* EXERCISE DETAILS: Repeat all the material exactly; pictures stay out of your copy.
++++ EXCERPTED DATA
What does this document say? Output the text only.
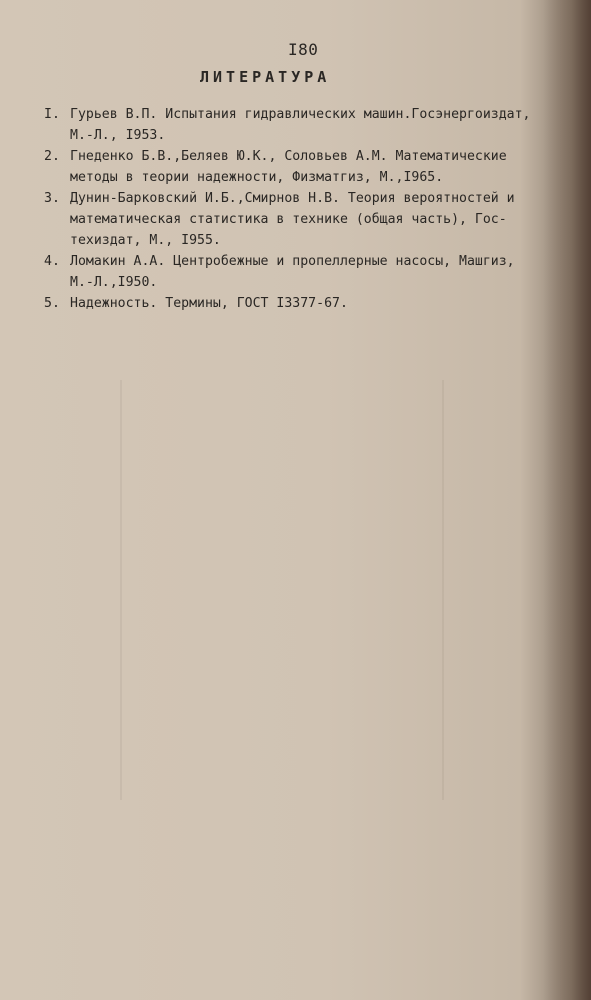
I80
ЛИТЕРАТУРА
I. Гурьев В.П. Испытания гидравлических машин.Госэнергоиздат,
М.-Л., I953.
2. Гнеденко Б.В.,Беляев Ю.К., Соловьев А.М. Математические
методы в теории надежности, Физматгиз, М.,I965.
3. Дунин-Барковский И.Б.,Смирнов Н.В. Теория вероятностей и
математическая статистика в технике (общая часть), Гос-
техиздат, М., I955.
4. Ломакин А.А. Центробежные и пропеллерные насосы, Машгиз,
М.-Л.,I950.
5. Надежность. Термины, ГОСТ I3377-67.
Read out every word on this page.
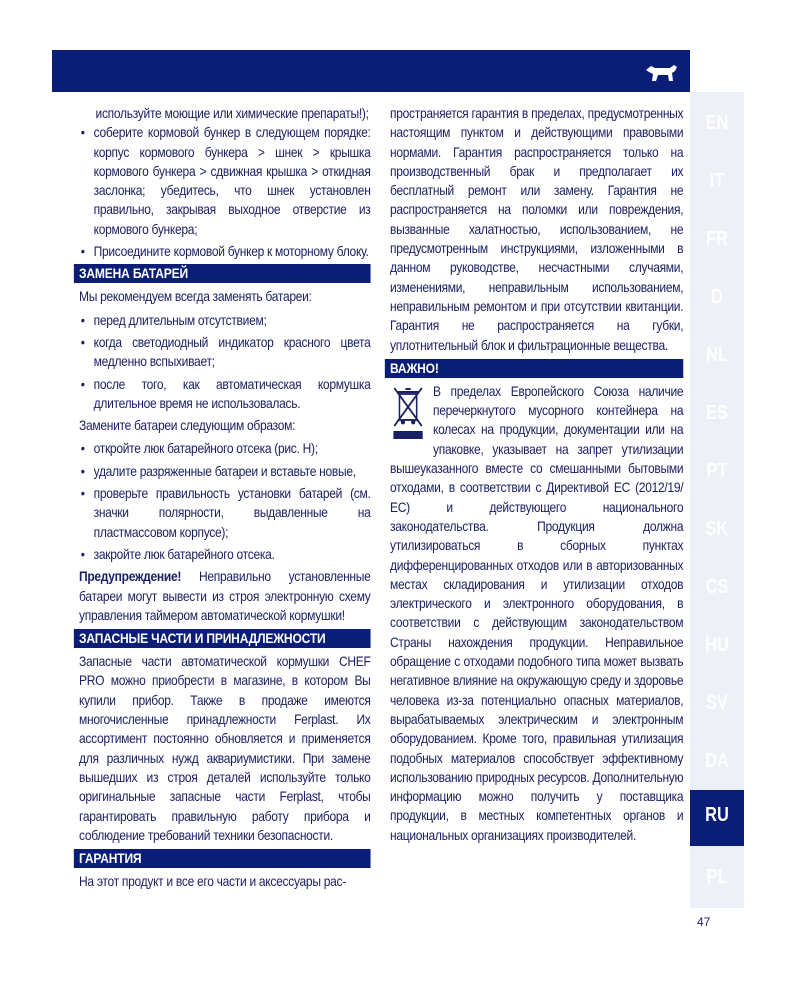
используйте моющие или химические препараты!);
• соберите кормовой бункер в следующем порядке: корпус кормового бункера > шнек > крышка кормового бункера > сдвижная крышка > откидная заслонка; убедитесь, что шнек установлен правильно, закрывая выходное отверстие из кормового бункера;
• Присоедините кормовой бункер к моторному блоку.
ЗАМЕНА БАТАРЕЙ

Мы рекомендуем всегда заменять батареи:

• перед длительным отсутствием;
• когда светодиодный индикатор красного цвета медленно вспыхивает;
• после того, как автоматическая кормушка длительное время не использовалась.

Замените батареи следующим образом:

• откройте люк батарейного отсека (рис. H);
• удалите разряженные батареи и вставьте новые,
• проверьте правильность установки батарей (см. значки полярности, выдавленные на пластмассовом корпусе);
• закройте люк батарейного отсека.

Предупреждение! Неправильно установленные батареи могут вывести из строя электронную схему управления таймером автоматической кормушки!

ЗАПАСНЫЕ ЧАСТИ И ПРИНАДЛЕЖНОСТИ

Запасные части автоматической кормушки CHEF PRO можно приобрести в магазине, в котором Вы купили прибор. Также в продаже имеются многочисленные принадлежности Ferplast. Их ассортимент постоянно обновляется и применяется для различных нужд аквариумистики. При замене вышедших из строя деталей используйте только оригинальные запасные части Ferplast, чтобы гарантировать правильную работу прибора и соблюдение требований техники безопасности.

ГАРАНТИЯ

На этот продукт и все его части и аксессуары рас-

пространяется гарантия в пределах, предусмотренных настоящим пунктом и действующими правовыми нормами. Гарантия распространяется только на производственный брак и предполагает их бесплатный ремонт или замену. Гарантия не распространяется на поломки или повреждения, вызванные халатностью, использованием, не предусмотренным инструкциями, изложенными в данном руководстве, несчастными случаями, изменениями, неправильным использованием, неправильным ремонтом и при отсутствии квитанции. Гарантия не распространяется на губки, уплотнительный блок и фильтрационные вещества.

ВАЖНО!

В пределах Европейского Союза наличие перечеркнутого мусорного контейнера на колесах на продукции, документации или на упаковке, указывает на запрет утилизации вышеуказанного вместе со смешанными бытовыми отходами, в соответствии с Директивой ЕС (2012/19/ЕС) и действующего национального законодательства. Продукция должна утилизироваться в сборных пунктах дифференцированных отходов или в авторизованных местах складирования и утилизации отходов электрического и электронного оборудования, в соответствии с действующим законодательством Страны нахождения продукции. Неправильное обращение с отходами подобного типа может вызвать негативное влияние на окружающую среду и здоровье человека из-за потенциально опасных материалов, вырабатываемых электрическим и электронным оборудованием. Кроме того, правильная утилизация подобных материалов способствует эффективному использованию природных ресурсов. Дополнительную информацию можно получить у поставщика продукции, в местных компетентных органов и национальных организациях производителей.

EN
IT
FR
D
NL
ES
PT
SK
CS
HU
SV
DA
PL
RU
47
++++++++
* SOLUTION BELOW:
What does this document say? Output the text only.
I80
ЛИТЕРАТУРА
I. Гурьев В.П. Испытания гидравлических машин.Госэнергоиздат,
М.-Л., I953.
2. Гнеденко Б.В.,Беляев Ю.К., Соловьев А.М. Математические
методы в теории надежности, Физматгиз, М.,I965.
3. Дунин-Барковский И.Б.,Смирнов Н.В. Теория вероятностей и
математическая статистика в технике (общая часть), Гос-
техиздат, М., I955.
4. Ломакин А.А. Центробежные и пропеллерные насосы, Машгиз,
М.-Л.,I950.
5. Надежность. Термины, ГОСТ I3377-67.
Read out every word on this page.
используйте моющие или химические препараты!);
• соберите кормовой бункер в следующем порядке: корпус кормового бункера > шнек > крышка кормового бункера > сдвижная крышка > откидная заслонка; убедитесь, что шнек установлен правильно, закрывая выходное отверстие из кормового бункера;
• Присоедините кормовой бункер к моторному блоку.
ЗАМЕНА БАТАРЕЙ

Мы рекомендуем всегда заменять батареи:

• перед длительным отсутствием;
• когда светодиодный индикатор красного цвета медленно вспыхивает;
• после того, как автоматическая кормушка длительное время не использовалась.

Замените батареи следующим образом:

• откройте люк батарейного отсека (рис. H);
• удалите разряженные батареи и вставьте новые,
• проверьте правильность установки батарей (см. значки полярности, выдавленные на пластмассовом корпусе);
• закройте люк батарейного отсека.

Предупреждение! Неправильно установленные батареи могут вывести из строя электронную схему управления таймером автоматической кормушки!

ЗАПАСНЫЕ ЧАСТИ И ПРИНАДЛЕЖНОСТИ

Запасные части автоматической кормушки CHEF PRO можно приобрести в магазине, в котором Вы купили прибор. Также в продаже имеются многочисленные принадлежности Ferplast. Их ассортимент постоянно обновляется и применяется для различных нужд аквариумистики. При замене вышедших из строя деталей используйте только оригинальные запасные части Ferplast, чтобы гарантировать правильную работу прибора и соблюдение требований техники безопасности.

ГАРАНТИЯ

На этот продукт и все его части и аксессуары рас-

пространяется гарантия в пределах, предусмотренных настоящим пунктом и действующими правовыми нормами. Гарантия распространяется только на производственный брак и предполагает их бесплатный ремонт или замену. Гарантия не распространяется на поломки или повреждения, вызванные халатностью, использованием, не предусмотренным инструкциями, изложенными в данном руководстве, несчастными случаями, изменениями, неправильным использованием, неправильным ремонтом и при отсутствии квитанции. Гарантия не распространяется на губки, уплотнительный блок и фильтрационные вещества.

ВАЖНО!

В пределах Европейского Союза наличие перечеркнутого мусорного контейнера на колесах на продукции, документации или на упаковке, указывает на запрет утилизации вышеуказанного вместе со смешанными бытовыми отходами, в соответствии с Директивой ЕС (2012/19/ЕС) и действующего национального законодательства. Продукция должна утилизироваться в сборных пунктах дифференцированных отходов или в авторизованных местах складирования и утилизации отходов электрического и электронного оборудования, в соответствии с действующим законодательством Страны нахождения продукции. Неправильное обращение с отходами подобного типа может вызвать негативное влияние на окружающую среду и здоровье человека из-за потенциально опасных материалов, вырабатываемых электрическим и электронным оборудованием. Кроме того, правильная утилизация подобных материалов способствует эффективному использованию природных ресурсов. Дополнительную информацию можно получить у поставщика продукции, в местных компетентных органов и национальных организациях производителей.

EN
IT
FR
D
NL
ES
PT
SK
CS
HU
SV
DA
PL
RU
47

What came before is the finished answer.